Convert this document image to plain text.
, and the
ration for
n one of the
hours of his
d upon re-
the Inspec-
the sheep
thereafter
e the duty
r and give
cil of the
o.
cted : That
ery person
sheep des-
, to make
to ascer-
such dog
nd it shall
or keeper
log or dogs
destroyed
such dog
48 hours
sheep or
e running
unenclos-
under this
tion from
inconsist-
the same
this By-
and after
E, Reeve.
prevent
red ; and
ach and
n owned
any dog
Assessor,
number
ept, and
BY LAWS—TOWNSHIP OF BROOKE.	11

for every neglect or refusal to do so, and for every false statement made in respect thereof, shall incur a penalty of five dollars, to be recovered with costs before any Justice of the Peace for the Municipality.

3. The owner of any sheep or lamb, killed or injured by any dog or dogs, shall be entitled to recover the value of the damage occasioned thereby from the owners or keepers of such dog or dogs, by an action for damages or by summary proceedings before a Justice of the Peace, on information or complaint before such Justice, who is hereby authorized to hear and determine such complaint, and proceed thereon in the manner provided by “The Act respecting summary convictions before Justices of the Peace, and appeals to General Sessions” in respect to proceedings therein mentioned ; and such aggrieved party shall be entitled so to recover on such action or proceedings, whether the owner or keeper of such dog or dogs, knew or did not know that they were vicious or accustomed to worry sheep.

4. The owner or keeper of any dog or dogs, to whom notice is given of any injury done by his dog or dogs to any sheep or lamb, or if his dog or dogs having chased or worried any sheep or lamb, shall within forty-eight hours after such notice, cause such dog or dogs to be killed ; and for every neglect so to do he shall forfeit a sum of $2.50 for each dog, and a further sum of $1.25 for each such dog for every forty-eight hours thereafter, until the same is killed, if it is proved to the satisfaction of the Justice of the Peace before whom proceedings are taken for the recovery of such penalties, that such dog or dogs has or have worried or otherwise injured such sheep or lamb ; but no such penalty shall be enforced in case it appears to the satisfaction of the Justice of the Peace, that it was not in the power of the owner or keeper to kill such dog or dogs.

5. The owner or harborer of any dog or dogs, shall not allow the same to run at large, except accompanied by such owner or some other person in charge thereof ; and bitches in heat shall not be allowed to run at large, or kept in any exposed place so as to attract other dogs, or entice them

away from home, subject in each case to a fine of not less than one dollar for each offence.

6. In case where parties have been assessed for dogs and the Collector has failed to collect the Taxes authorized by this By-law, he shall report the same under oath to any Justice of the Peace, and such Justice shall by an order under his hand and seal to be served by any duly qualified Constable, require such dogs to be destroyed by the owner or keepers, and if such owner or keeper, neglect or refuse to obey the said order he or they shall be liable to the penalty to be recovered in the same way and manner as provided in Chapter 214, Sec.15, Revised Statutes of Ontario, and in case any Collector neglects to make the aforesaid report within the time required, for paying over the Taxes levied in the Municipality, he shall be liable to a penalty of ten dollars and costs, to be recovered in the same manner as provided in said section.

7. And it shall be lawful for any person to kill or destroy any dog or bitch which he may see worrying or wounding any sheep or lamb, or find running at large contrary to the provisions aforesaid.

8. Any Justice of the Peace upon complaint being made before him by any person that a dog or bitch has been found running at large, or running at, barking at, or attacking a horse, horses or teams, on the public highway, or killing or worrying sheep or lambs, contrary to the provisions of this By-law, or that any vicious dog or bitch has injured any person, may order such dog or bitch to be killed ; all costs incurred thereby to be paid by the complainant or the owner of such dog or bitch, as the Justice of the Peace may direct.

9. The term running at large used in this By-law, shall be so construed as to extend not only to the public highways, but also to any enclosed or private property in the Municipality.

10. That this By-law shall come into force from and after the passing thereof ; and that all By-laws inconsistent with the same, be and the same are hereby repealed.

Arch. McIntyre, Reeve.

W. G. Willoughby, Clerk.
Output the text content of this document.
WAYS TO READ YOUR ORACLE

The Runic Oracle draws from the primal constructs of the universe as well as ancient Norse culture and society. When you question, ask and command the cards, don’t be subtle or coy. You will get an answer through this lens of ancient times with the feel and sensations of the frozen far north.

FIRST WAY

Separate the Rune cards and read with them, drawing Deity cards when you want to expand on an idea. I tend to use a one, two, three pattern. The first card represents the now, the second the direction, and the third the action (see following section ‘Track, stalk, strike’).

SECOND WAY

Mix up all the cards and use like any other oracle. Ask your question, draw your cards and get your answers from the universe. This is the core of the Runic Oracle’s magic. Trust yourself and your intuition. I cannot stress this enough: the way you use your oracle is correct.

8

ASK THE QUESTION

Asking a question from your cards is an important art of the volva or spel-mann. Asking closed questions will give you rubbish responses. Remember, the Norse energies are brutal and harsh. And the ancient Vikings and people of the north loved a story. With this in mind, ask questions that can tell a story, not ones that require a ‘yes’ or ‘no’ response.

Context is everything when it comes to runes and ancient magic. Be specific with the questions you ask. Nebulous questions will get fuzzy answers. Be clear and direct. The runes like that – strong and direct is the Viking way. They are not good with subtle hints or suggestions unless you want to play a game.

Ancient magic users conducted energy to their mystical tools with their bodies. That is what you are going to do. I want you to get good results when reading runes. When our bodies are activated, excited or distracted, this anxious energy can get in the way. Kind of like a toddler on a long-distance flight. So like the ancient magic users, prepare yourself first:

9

====

- What you have to do:
Within the material above, find the lines that contain the word "respect"; copy them.

- Finished exercise:
for every neglect or refusal to do so, and for every false statement made in respect thereof, shall incur a penalty of five dollars, to be recovered with costs before any Justice of the Peace for the Municipality.
3. The owner of any sheep or lamb, killed or injured by any dog or dogs, shall be entitled to recover the value of the damage occasioned thereby from the owners or keepers of such dog or dogs, by an action for damages or by summary proceedings before a Justice of the Peace, on information or complaint before such Justice, who is hereby authorized to hear and determine such complaint, and proceed thereon in the manner provided by “The Act respecting summary convictions before Justices of the Peace, and appeals to General Sessions” in respect to proceedings therein mentioned ; and such aggrieved party shall be entitled so to recover on such action or proceedings, whether the owner or keeper of such dog or dogs, knew or did not know that they were vicious or accustomed to worry sheep.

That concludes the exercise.